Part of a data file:

'''

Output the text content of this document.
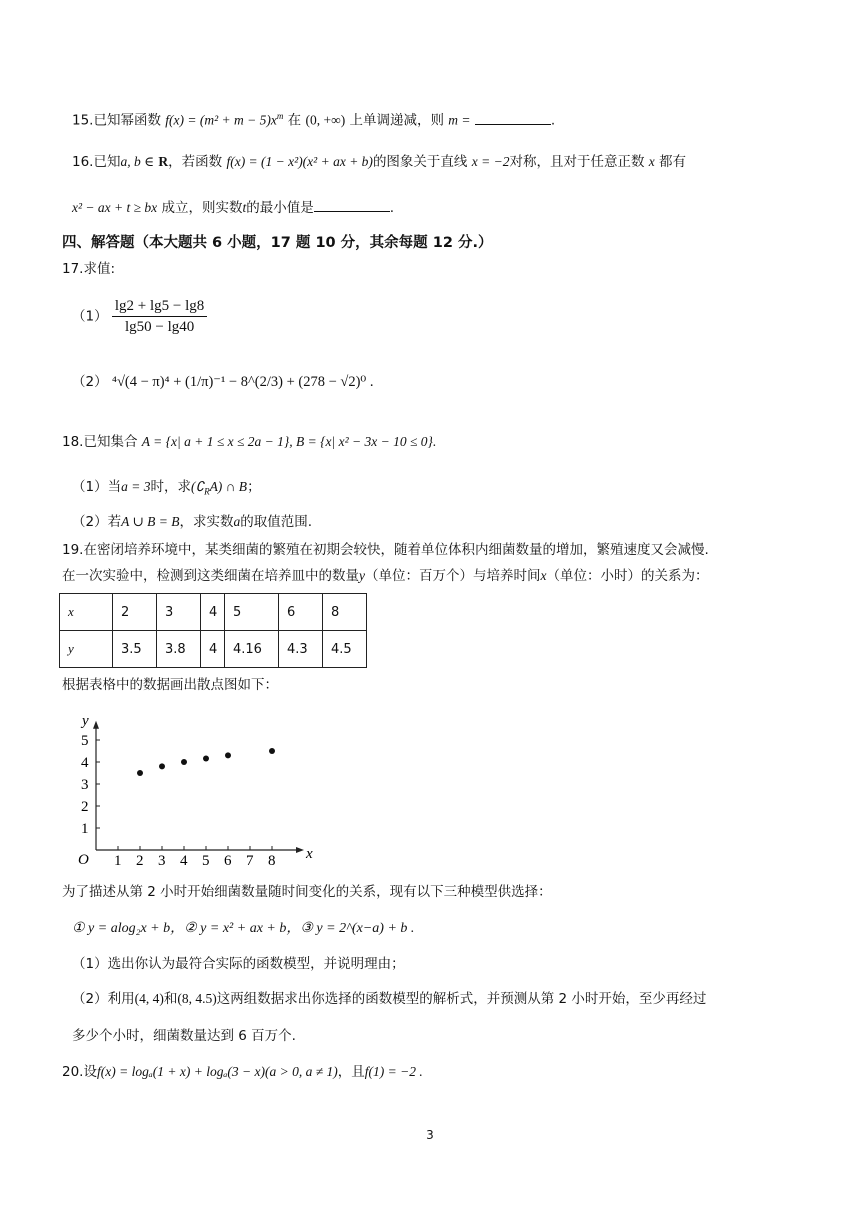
15.已知幂函数 $f(x) = (m^2 + m - 5)x^m$ 在 (0, +∞) 上单调递减，则 m =	.
16.已知a, b ∈ R，若函数 f(x) = (1 − x²)(x² + ax + b)的图象关于直线 x = −2对称，且对于任意正数 x 都有
x² − ax + t ≥ bx 成立，则实数t的最小值是	.
四、解答题（本大题共 6 小题，17 题 10 分，其余每题 12 分.）
17.求值:
$(1) \frac{\lg 2 + \lg 5 - \lg 8}{\lg 50 - \lg 40}$
（2） ⁴√(4 − π)⁴ + (1/π)⁻¹ − 8^(2/3) + (278 − √2)⁰ .
18.已知集合 A = {x| a + 1 ≤ x ≤ 2a − 1}, B = {x| x² − 3x − 10 ≤ 0}.
（1）当a = 3时，求$(∁_RA)$ ∩ B；
（2）若A ∪ B = B，求实数a的取值范围.
19.在密闭培养环境中，某类细菌的繁殖在初期会较快，随着单位体积内细菌数量的增加，繁殖速度又会减慢.
在一次实验中，检测到这类细菌在培养皿中的数量y（单位：百万个）与培养时间x（单位：小时）的关系为：
x	2	3	4	5	6	8
y	3.5	3.8	4	4.16	4.3	4.5
根据表格中的数据画出散点图如下：
x
y
O 1 2 3 4 5 6 7 8
1
2
3
4
5
为了描述从第 2 小时开始细菌数量随时间变化的关系，现有以下三种模型供选择：
① y = alog₂x + b，② y = x² + ax + b，③ y = 2^(x−a) + b .
（1）选出你认为最符合实际的函数模型，并说明理由；
（2）利用(4, 4)和(8, 4.5)这两组数据求出你选择的函数模型的解析式，并预测从第 2 小时开始，至少再经过
多少个小时，细菌数量达到 6 百万个.
20.设f(x) = logₐ(1 + x) + logₐ(3 − x)(a > 0, a ≠ 1)，且f(1) = −2 .
3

'''

> SHORT PROBLEM:
Without the pictures, restate each entry exactly.

> WRITTEN RESPONSE:
Output the text content of this document.
15.已知幂函数 $f(x) = (m^2 + m - 5)x^m$ 在 (0, +∞) 上单调递减，则 m =	.
16.已知a, b ∈ R，若函数 f(x) = (1 − x²)(x² + ax + b)的图象关于直线 x = −2对称，且对于任意正数 x 都有
x² − ax + t ≥ bx 成立，则实数t的最小值是	.
四、解答题（本大题共 6 小题，17 题 10 分，其余每题 12 分.）
17.求值:
$(1) \frac{\lg 2 + \lg 5 - \lg 8}{\lg 50 - \lg 40}$
（2） ⁴√(4 − π)⁴ + (1/π)⁻¹ − 8^(2/3) + (278 − √2)⁰ .
18.已知集合 A = {x| a + 1 ≤ x ≤ 2a − 1}, B = {x| x² − 3x − 10 ≤ 0}.
（1）当a = 3时，求$(∁_RA)$ ∩ B；
（2）若A ∪ B = B，求实数a的取值范围.
19.在密闭培养环境中，某类细菌的繁殖在初期会较快，随着单位体积内细菌数量的增加，繁殖速度又会减慢.
在一次实验中，检测到这类细菌在培养皿中的数量y（单位：百万个）与培养时间x（单位：小时）的关系为：
x	2	3	4	5	6	8
y	3.5	3.8	4	4.16	4.3	4.5
根据表格中的数据画出散点图如下：
x
y
O 1 2 3 4 5 6 7 8
1
2
3
4
5
为了描述从第 2 小时开始细菌数量随时间变化的关系，现有以下三种模型供选择：
① y = alog₂x + b，② y = x² + ax + b，③ y = 2^(x−a) + b .
（1）选出你认为最符合实际的函数模型，并说明理由；
（2）利用(4, 4)和(8, 4.5)这两组数据求出你选择的函数模型的解析式，并预测从第 2 小时开始，至少再经过
多少个小时，细菌数量达到 6 百万个.
20.设f(x) = logₐ(1 + x) + logₐ(3 − x)(a > 0, a ≠ 1)，且f(1) = −2 .
3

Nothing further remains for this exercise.